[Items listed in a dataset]
▼

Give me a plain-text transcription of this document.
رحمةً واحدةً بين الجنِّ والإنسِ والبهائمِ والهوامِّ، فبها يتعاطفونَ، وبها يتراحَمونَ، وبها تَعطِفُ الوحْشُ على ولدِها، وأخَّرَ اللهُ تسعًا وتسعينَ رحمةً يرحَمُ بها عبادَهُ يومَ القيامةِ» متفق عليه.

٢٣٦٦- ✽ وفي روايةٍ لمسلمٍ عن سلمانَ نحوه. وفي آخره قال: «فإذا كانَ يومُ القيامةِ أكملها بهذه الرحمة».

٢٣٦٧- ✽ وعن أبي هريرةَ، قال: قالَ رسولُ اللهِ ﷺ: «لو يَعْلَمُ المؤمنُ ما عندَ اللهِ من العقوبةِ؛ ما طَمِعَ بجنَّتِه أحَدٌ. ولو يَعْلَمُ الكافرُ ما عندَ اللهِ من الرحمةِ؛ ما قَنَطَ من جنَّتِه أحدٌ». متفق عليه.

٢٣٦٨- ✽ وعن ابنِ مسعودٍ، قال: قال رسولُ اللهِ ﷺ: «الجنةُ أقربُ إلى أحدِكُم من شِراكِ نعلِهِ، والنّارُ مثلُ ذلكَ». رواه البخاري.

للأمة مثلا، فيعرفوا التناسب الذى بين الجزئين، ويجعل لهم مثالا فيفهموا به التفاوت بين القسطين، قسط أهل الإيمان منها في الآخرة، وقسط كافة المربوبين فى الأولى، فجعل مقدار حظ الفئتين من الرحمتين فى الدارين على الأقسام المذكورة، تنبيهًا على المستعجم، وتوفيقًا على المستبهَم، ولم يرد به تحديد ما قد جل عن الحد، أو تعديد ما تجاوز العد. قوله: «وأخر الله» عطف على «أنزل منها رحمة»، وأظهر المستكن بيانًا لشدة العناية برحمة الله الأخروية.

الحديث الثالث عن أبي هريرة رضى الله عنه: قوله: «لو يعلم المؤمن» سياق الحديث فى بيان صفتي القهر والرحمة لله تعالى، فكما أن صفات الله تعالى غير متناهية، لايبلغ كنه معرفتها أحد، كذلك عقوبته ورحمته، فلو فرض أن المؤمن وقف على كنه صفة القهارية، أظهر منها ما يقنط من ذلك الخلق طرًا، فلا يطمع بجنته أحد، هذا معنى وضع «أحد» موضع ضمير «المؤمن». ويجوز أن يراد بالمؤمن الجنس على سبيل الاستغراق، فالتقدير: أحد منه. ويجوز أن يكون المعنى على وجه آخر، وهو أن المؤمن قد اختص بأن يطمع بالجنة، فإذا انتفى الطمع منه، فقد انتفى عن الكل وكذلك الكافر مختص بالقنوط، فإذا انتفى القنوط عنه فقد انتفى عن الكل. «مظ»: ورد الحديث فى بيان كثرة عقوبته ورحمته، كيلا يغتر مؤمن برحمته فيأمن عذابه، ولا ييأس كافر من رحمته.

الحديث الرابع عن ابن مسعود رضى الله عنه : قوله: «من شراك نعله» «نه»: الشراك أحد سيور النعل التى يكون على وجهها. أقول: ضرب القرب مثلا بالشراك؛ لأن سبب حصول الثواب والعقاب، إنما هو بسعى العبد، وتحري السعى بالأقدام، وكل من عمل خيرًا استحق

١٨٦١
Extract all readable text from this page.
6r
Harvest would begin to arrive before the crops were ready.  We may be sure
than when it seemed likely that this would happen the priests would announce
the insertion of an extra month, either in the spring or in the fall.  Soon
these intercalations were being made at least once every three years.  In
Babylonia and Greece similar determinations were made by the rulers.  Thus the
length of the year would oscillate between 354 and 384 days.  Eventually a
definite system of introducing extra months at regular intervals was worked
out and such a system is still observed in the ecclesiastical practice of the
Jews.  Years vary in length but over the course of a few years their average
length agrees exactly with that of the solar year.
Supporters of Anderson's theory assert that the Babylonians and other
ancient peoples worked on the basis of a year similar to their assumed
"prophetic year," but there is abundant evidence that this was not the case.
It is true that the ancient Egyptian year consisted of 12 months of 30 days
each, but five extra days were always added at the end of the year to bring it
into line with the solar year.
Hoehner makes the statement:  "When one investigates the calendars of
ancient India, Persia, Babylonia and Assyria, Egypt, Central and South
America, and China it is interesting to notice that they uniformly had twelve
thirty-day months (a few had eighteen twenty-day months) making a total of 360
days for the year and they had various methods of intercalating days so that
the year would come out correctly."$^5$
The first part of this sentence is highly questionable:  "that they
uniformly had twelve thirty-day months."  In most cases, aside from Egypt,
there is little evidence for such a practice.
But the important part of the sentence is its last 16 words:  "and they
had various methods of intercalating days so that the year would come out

▲

Work out how many lines of the listing above include "from". Answer with the number and nothing more.

Complete output. 2